## begin Record set
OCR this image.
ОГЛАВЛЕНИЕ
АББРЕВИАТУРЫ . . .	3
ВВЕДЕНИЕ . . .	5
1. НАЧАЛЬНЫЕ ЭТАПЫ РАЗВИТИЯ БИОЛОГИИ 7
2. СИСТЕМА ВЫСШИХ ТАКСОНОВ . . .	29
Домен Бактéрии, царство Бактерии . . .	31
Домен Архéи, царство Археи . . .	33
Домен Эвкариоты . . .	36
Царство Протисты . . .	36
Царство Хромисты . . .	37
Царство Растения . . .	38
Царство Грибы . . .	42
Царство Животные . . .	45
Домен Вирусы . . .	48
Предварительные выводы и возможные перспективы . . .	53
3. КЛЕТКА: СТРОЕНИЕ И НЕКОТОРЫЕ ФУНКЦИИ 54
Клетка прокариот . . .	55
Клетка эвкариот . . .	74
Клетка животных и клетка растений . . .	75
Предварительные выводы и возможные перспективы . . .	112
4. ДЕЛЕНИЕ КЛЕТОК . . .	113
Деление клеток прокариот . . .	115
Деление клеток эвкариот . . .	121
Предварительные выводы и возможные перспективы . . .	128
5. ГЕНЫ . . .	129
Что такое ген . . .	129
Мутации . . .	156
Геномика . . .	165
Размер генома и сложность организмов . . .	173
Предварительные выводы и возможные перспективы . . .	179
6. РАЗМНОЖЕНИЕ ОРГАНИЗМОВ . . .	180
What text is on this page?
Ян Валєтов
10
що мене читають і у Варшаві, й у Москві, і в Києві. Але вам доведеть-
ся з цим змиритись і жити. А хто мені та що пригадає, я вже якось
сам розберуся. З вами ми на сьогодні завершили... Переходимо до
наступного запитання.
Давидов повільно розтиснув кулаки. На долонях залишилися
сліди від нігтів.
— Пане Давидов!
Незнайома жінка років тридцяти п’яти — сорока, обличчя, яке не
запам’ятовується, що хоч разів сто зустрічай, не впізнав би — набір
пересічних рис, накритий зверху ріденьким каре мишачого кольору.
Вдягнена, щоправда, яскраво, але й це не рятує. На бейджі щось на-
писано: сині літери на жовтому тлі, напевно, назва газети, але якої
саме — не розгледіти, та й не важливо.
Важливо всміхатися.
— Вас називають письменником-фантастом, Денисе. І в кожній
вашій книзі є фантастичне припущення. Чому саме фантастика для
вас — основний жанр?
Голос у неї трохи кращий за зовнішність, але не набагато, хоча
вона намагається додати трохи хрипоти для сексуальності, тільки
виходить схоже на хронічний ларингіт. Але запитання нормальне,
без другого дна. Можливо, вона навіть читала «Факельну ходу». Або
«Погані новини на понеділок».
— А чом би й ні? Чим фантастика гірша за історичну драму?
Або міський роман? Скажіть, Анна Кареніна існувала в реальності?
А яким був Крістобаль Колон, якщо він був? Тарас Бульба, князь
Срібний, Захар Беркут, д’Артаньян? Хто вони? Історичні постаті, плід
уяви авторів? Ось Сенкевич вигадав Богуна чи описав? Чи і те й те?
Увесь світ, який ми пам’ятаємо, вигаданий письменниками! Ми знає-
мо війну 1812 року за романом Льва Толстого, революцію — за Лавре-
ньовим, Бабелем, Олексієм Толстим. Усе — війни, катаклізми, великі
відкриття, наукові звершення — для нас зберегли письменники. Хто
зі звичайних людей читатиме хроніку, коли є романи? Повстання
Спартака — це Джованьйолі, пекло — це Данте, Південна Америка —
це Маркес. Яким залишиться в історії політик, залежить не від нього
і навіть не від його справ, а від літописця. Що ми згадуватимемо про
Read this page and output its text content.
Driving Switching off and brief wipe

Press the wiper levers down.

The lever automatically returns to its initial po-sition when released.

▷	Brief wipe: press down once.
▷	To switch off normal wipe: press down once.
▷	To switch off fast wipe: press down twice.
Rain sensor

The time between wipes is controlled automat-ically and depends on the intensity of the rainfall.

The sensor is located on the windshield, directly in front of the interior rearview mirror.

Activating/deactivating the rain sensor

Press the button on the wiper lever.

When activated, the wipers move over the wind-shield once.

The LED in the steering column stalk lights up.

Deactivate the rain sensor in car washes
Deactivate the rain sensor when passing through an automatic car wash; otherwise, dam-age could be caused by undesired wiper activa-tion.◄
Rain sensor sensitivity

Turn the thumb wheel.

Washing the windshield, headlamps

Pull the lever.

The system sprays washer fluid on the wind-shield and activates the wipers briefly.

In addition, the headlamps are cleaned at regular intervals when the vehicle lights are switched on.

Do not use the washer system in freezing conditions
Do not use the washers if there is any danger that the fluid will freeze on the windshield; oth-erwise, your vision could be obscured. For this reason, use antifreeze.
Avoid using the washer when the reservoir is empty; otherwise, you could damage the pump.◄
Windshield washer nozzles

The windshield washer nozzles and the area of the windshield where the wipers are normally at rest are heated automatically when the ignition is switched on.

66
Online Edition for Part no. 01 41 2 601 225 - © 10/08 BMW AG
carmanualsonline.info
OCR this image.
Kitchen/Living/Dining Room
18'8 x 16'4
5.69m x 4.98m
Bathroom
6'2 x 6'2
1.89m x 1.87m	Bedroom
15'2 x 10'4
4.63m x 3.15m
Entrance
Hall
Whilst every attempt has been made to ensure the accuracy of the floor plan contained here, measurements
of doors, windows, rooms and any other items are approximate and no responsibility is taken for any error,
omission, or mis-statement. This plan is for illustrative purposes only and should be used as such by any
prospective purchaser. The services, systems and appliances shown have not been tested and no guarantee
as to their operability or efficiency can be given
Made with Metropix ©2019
## end Record set
* Exercise details *
Keep only those lines of the records that hold "вона", and return them.

* Task answer *
вона намагається додати трохи хрипоти для сексуальності, тільки
без другого дна. Можливо, вона навіть читала «Факельну ходу». Або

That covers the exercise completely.